▶ _What you will do_: Every line of the material that follows must be printed again exactly.

Saved entries
****************************************

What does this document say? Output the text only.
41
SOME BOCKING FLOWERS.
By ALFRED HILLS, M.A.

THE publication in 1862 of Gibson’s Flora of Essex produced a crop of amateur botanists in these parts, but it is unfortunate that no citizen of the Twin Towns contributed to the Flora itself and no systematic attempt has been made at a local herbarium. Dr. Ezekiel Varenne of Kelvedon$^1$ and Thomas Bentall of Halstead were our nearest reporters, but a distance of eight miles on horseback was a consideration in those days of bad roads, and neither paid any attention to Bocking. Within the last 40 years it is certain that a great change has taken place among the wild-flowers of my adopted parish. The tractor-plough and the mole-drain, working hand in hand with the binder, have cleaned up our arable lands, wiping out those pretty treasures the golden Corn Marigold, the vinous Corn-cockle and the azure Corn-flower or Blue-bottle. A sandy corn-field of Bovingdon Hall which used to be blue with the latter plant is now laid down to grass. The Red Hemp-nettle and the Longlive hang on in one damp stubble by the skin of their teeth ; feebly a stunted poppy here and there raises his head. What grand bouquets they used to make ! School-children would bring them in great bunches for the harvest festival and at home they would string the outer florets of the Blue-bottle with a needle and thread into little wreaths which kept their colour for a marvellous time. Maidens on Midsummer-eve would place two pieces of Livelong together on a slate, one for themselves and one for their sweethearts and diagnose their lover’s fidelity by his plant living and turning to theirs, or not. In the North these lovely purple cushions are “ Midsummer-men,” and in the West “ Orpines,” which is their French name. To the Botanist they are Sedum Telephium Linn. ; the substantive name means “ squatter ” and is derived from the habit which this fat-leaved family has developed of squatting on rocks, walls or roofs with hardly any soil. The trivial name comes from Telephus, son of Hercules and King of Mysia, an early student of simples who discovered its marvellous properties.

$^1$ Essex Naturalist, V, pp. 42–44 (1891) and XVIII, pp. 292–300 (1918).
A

****************************************

▶ _The solution_:
What does this document say? Output the text only.
41
SOME BOCKING FLOWERS.
By ALFRED HILLS, M.A.

THE publication in 1862 of Gibson’s Flora of Essex produced a crop of amateur botanists in these parts, but it is unfortunate that no citizen of the Twin Towns contributed to the Flora itself and no systematic attempt has been made at a local herbarium. Dr. Ezekiel Varenne of Kelvedon$^1$ and Thomas Bentall of Halstead were our nearest reporters, but a distance of eight miles on horseback was a consideration in those days of bad roads, and neither paid any attention to Bocking. Within the last 40 years it is certain that a great change has taken place among the wild-flowers of my adopted parish. The tractor-plough and the mole-drain, working hand in hand with the binder, have cleaned up our arable lands, wiping out those pretty treasures the golden Corn Marigold, the vinous Corn-cockle and the azure Corn-flower or Blue-bottle. A sandy corn-field of Bovingdon Hall which used to be blue with the latter plant is now laid down to grass. The Red Hemp-nettle and the Longlive hang on in one damp stubble by the skin of their teeth ; feebly a stunted poppy here and there raises his head. What grand bouquets they used to make ! School-children would bring them in great bunches for the harvest festival and at home they would string the outer florets of the Blue-bottle with a needle and thread into little wreaths which kept their colour for a marvellous time. Maidens on Midsummer-eve would place two pieces of Livelong together on a slate, one for themselves and one for their sweethearts and diagnose their lover’s fidelity by his plant living and turning to theirs, or not. In the North these lovely purple cushions are “ Midsummer-men,” and in the West “ Orpines,” which is their French name. To the Botanist they are Sedum Telephium Linn. ; the substantive name means “ squatter ” and is derived from the habit which this fat-leaved family has developed of squatting on rocks, walls or roofs with hardly any soil. The trivial name comes from Telephus, son of Hercules and King of Mysia, an early student of simples who discovered its marvellous properties.

$^1$ Essex Naturalist, V, pp. 42–44 (1891) and XVIII, pp. 292–300 (1918).
A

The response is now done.